Filter this data down to the lines that hold "JSON", and copy them.

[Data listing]

━━━━━━

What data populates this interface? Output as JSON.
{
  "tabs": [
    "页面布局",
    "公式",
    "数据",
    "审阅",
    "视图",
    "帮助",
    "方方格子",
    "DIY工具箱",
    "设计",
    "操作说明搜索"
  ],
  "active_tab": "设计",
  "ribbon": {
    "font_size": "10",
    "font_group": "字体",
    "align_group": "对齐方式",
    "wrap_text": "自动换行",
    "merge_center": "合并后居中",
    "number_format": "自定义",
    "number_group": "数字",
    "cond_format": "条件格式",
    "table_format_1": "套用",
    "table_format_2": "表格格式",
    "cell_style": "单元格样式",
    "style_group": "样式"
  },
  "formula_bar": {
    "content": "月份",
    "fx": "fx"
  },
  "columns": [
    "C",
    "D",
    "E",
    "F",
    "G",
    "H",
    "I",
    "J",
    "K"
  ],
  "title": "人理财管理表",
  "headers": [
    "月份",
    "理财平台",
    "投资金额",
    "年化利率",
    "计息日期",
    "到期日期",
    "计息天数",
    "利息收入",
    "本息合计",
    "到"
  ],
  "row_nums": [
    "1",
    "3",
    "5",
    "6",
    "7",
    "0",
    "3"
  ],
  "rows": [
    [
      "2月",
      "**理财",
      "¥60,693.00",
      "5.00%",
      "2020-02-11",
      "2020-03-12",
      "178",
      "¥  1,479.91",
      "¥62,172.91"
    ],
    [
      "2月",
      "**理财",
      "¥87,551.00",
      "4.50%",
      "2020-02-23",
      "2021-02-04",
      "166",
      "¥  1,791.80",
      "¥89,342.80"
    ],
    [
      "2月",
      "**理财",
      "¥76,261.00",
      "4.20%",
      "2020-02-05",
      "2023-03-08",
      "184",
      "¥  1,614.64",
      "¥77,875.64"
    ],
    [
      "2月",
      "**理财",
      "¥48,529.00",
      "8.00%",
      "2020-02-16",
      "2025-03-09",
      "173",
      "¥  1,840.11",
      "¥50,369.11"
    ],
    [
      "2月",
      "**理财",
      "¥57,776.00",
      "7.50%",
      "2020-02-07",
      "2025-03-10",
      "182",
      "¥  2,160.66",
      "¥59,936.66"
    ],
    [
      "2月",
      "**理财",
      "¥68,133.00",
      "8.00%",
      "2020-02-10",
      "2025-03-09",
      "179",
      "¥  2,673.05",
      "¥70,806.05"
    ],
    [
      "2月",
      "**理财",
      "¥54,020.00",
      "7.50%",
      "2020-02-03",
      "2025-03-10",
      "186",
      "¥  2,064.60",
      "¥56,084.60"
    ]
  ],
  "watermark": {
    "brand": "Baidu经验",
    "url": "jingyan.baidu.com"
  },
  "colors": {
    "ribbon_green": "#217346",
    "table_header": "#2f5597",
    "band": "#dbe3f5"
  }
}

━━━━━━

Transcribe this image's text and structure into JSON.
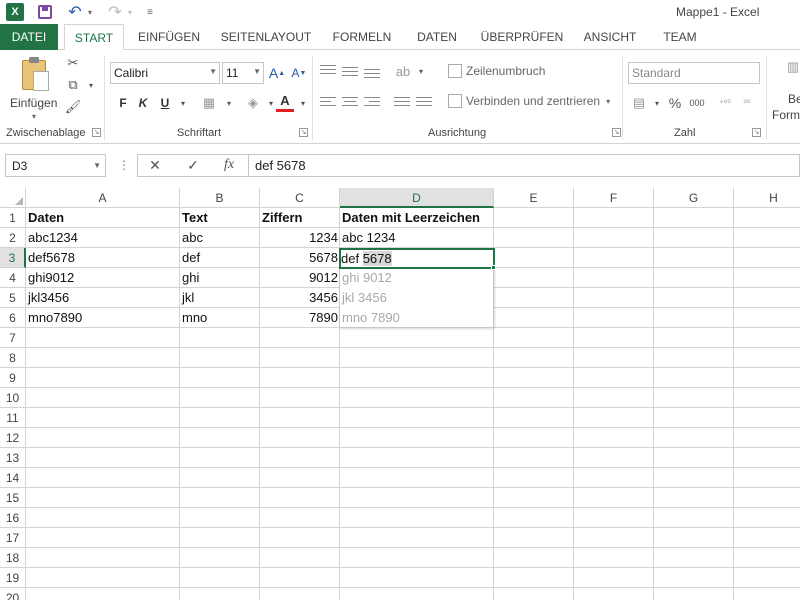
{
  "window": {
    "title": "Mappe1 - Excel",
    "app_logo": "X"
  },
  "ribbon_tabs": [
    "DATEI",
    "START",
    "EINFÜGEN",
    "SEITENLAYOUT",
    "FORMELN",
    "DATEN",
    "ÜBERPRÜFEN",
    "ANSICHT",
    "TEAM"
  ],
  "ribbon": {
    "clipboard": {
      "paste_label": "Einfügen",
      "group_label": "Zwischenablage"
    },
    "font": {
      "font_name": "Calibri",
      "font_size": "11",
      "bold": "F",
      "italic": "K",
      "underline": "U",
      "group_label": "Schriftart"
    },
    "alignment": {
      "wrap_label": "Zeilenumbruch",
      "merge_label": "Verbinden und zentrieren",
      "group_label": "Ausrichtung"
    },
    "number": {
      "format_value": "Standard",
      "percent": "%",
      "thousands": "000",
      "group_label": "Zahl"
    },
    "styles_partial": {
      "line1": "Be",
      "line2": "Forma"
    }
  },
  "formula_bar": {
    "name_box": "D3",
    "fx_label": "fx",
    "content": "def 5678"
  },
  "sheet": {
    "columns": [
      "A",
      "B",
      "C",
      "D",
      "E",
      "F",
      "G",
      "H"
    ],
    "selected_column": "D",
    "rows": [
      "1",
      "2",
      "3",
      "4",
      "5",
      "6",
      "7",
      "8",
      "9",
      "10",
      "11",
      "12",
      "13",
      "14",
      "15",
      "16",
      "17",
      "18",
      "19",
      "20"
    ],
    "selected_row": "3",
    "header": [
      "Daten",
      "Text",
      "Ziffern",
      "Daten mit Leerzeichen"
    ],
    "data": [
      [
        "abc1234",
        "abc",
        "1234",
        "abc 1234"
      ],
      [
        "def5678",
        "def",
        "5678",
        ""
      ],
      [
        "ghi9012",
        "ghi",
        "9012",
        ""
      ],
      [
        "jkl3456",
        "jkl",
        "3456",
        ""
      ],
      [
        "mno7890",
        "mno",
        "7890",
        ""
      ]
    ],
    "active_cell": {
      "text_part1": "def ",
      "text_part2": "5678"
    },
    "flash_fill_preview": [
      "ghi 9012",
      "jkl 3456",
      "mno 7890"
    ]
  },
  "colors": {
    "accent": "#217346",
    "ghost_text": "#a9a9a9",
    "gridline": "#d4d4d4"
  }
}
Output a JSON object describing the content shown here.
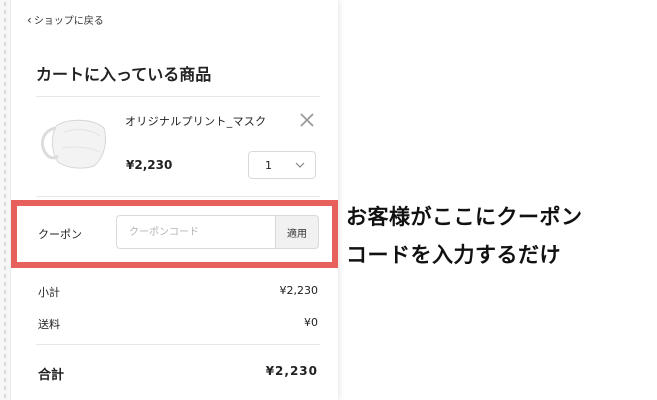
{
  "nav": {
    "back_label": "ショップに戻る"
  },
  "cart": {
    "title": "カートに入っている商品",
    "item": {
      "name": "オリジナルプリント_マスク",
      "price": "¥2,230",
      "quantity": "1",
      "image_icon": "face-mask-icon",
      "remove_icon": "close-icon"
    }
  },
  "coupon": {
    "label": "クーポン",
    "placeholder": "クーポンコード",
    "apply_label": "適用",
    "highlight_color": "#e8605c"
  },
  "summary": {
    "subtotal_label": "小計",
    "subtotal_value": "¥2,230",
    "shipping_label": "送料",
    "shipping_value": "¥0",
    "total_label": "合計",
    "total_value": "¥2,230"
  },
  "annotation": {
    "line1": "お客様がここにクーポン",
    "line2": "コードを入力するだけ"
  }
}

━━━━━━

Written answer.
What data populates this interface? Output as JSON.
Transcribe this image's text and structure into JSON.
Output a JSON object describing the content shown here.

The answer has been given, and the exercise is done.